Task objective =>
Search the records for "Parliament". Copy every line where it appears.

** BEGIN Data extract **

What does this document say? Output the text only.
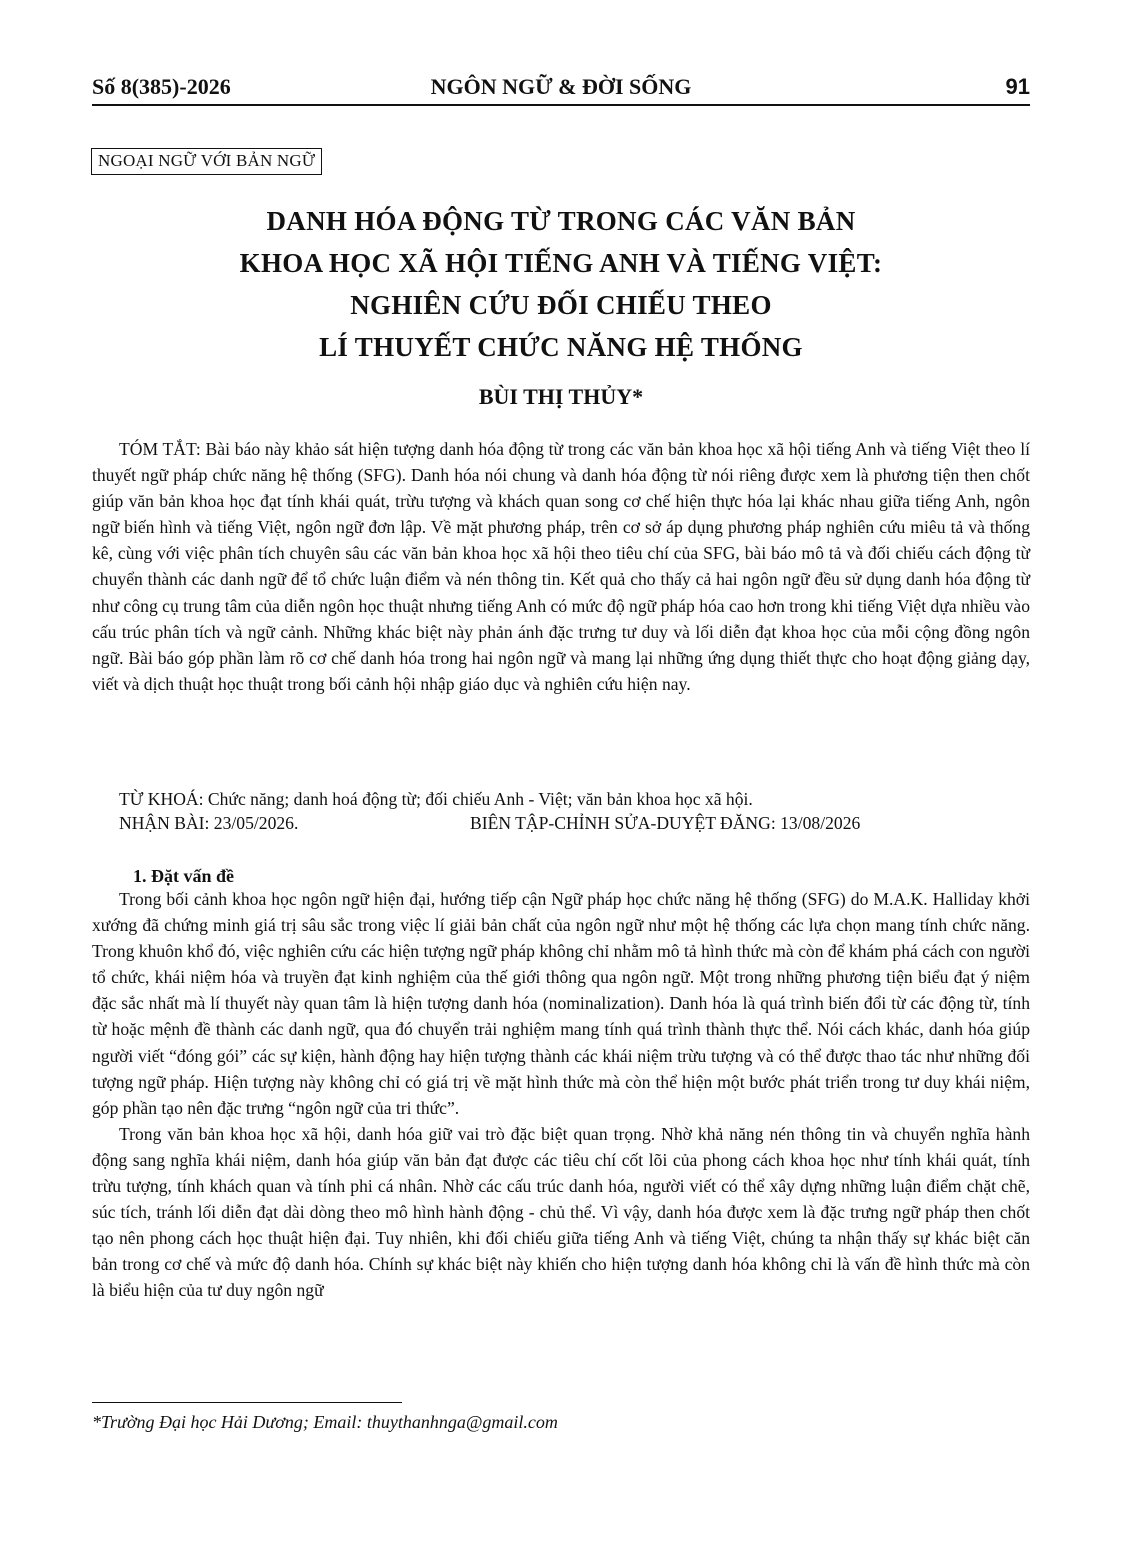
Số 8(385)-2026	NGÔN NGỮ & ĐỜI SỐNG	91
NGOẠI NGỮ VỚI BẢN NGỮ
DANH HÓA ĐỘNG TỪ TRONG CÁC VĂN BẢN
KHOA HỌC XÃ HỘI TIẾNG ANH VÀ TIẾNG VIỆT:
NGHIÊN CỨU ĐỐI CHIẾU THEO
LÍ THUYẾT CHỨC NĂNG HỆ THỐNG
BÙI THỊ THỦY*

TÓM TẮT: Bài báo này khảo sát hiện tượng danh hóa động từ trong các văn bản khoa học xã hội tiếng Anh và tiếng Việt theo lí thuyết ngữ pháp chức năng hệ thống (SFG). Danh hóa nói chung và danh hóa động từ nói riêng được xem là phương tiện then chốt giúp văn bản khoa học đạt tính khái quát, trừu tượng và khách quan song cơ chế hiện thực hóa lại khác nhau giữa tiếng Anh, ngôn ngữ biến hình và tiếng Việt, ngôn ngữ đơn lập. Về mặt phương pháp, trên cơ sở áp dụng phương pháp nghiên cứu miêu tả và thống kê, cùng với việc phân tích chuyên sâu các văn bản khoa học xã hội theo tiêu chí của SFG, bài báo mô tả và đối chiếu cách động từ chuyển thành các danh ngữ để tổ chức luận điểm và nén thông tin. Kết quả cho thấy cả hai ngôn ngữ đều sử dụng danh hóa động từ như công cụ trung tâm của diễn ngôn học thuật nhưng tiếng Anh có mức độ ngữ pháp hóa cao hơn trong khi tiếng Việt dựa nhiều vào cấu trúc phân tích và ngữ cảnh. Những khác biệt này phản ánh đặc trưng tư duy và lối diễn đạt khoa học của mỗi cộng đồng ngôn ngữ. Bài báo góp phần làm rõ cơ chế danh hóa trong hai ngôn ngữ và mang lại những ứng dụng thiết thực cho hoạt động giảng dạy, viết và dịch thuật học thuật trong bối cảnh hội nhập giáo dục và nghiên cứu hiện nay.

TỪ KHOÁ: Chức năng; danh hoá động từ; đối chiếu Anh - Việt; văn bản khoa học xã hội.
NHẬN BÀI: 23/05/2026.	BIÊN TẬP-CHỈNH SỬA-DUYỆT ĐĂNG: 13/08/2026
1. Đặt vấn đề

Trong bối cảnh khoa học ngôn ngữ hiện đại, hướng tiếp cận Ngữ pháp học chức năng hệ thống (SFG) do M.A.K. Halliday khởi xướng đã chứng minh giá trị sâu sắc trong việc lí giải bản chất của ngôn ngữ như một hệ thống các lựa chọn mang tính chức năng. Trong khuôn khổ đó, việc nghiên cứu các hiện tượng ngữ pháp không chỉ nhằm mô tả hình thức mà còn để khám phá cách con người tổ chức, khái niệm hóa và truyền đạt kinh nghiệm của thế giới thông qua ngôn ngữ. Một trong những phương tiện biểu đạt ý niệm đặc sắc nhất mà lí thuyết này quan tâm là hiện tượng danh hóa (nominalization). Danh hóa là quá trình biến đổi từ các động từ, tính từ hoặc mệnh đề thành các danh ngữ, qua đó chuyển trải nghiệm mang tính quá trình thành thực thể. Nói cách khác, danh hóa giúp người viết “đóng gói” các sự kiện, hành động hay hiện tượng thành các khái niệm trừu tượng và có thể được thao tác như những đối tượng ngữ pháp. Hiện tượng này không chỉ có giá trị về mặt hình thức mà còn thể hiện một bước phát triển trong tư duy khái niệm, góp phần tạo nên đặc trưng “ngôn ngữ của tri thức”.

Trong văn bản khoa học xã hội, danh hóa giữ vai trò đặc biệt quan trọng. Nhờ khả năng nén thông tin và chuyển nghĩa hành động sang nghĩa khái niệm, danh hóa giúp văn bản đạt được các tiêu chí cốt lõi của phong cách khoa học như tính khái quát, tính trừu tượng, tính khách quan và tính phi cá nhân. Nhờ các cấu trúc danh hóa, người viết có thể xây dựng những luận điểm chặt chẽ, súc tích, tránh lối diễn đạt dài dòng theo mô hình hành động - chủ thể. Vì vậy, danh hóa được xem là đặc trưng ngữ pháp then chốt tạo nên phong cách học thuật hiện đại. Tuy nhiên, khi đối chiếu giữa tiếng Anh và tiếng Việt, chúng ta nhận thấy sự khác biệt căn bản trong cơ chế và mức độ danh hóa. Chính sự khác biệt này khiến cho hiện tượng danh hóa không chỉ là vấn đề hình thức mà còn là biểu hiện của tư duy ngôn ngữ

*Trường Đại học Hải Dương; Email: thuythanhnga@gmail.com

** END Data extract **
** BEGIN Data extract **

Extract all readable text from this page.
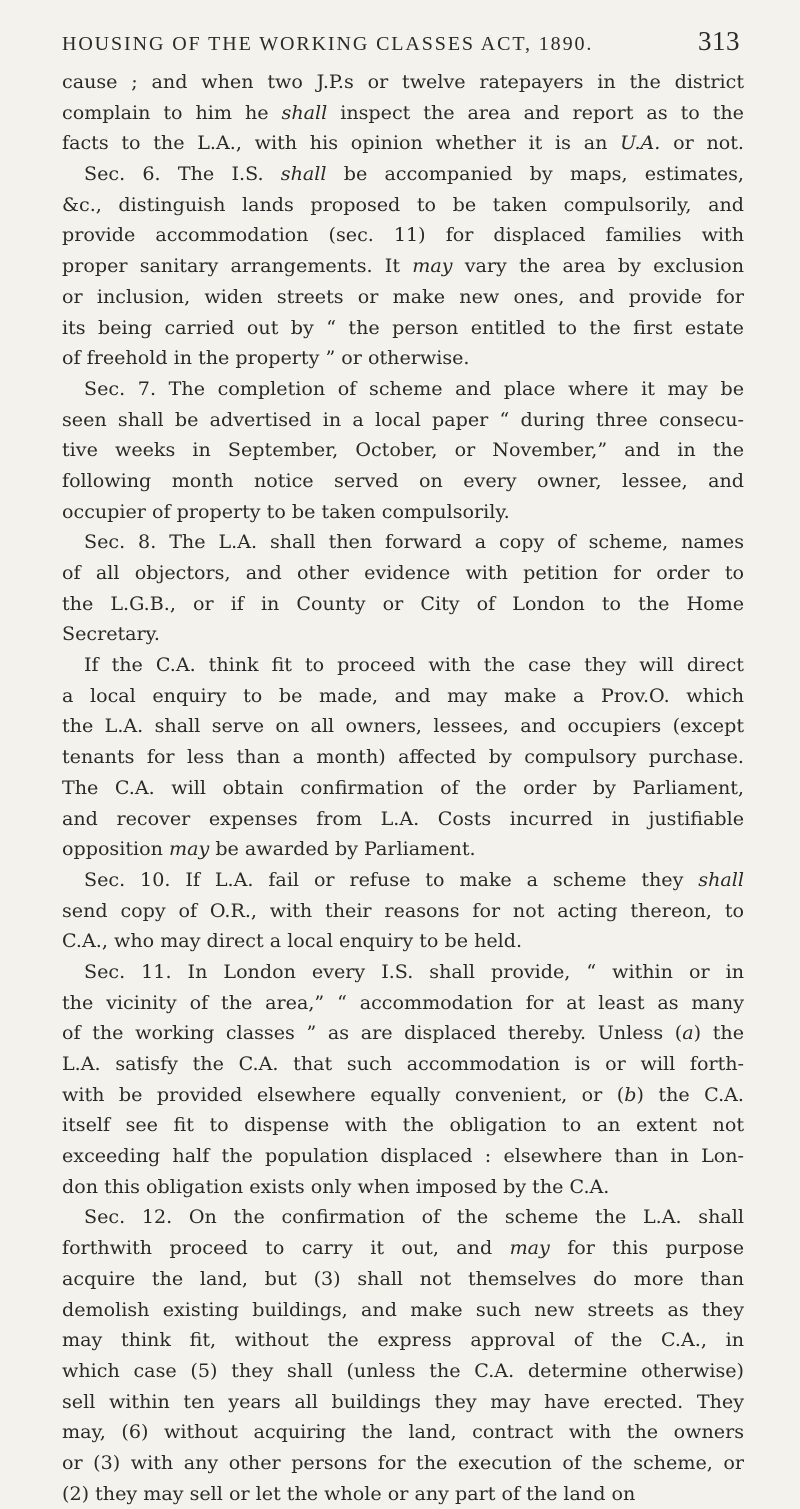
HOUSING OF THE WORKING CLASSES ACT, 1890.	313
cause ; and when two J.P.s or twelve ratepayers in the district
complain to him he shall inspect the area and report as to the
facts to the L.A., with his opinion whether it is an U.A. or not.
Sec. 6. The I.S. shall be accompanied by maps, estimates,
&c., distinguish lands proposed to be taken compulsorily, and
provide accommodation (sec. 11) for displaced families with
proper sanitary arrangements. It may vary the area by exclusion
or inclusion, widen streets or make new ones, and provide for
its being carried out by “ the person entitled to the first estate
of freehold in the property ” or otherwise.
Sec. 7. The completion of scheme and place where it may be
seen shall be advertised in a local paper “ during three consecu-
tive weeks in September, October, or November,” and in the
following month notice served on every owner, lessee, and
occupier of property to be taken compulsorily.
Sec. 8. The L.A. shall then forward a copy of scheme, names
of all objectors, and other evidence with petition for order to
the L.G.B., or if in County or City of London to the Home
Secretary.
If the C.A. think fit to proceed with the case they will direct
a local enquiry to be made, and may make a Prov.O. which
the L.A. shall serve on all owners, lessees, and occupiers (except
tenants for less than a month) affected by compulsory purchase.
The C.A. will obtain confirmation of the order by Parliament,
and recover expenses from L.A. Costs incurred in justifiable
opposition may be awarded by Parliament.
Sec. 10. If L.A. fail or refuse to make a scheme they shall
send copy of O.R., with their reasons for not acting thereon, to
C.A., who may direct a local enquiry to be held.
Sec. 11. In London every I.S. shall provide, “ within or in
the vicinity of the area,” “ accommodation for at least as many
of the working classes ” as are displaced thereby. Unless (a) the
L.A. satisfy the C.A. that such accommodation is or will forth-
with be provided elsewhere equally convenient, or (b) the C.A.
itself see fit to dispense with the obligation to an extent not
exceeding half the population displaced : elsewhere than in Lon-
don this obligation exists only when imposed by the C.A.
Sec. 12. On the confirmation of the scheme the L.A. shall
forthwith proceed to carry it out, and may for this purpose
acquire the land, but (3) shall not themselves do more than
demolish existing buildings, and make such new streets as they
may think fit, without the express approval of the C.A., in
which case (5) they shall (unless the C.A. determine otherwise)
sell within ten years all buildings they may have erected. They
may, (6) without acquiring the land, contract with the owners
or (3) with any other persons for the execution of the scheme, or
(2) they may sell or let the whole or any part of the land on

** END Data extract **

The reply =>
The C.A. will obtain confirmation of the order by Parliament,
opposition may be awarded by Parliament.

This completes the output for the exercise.